### Data records:

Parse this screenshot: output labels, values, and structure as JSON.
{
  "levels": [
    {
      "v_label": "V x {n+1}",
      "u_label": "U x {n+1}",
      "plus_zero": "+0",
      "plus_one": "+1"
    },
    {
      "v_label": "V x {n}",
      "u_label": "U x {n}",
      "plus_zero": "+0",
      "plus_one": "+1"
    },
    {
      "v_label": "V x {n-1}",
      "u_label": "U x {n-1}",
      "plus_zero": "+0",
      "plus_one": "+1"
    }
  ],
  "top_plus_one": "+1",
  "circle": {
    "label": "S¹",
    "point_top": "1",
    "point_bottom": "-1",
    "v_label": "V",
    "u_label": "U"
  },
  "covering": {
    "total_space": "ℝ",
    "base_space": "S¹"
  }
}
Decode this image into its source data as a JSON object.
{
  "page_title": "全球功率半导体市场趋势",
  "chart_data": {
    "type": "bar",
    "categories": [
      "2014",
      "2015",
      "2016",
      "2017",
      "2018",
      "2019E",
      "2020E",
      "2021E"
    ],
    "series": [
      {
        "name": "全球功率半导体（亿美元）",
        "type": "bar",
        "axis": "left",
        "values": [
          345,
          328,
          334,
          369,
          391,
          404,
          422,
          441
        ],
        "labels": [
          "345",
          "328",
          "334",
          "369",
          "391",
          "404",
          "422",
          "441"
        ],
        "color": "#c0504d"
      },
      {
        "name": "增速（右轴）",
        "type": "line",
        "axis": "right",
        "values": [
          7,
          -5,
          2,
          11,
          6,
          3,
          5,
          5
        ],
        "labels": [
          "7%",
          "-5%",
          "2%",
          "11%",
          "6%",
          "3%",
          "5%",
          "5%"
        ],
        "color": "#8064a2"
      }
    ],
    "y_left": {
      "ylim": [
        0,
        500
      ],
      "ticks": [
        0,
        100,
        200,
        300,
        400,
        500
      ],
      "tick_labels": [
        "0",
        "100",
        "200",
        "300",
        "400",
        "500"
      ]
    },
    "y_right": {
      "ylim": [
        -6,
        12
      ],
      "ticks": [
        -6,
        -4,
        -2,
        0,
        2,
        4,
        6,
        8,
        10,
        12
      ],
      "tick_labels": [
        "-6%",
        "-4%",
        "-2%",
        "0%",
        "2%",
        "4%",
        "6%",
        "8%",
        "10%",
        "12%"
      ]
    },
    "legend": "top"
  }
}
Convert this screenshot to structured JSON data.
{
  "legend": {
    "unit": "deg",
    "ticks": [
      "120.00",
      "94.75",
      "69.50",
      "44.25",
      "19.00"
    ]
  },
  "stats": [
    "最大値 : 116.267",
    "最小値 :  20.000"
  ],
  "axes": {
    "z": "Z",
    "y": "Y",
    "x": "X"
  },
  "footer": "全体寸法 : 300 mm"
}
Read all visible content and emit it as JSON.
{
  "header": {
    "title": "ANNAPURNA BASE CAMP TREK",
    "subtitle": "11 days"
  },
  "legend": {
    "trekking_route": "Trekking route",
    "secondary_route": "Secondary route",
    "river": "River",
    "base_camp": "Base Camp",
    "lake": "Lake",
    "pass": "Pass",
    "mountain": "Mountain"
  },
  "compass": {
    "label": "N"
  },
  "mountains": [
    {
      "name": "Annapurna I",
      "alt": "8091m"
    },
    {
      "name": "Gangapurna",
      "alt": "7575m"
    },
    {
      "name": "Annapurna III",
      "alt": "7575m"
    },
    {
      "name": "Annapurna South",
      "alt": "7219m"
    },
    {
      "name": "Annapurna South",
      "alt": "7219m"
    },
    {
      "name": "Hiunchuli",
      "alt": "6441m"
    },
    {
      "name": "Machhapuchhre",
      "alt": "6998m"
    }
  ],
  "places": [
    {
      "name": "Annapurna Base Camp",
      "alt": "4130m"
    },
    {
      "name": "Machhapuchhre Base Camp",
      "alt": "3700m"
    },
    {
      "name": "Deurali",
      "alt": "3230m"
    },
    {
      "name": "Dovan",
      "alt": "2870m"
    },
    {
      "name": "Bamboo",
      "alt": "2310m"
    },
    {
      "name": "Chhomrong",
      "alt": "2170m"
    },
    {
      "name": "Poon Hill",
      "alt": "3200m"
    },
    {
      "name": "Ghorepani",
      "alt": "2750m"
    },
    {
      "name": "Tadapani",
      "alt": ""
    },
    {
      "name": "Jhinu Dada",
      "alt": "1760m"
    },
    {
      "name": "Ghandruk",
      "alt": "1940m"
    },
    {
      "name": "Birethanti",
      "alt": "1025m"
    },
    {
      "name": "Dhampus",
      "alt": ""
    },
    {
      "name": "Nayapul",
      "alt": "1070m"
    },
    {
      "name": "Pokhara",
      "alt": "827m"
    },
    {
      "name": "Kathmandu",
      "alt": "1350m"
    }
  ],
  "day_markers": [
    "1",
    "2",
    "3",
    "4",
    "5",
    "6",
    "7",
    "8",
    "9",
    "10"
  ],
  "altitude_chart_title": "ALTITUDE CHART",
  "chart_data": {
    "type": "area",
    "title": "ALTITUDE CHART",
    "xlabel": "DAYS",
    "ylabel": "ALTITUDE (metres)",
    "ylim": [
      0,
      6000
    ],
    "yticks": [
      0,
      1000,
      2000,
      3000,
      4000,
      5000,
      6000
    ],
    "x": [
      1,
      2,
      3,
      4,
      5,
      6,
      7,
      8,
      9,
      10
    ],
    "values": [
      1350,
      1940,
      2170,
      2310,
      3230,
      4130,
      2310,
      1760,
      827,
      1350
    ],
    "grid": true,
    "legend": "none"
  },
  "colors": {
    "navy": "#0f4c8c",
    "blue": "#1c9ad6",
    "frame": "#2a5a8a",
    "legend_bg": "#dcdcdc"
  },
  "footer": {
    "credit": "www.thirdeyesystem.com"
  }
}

### What needs to be done:
Find every line above that contains the word "type", and return each one.

### Finished task:
    "type": "bar",
        "type": "bar",
        "type": "line",
    "type": "area",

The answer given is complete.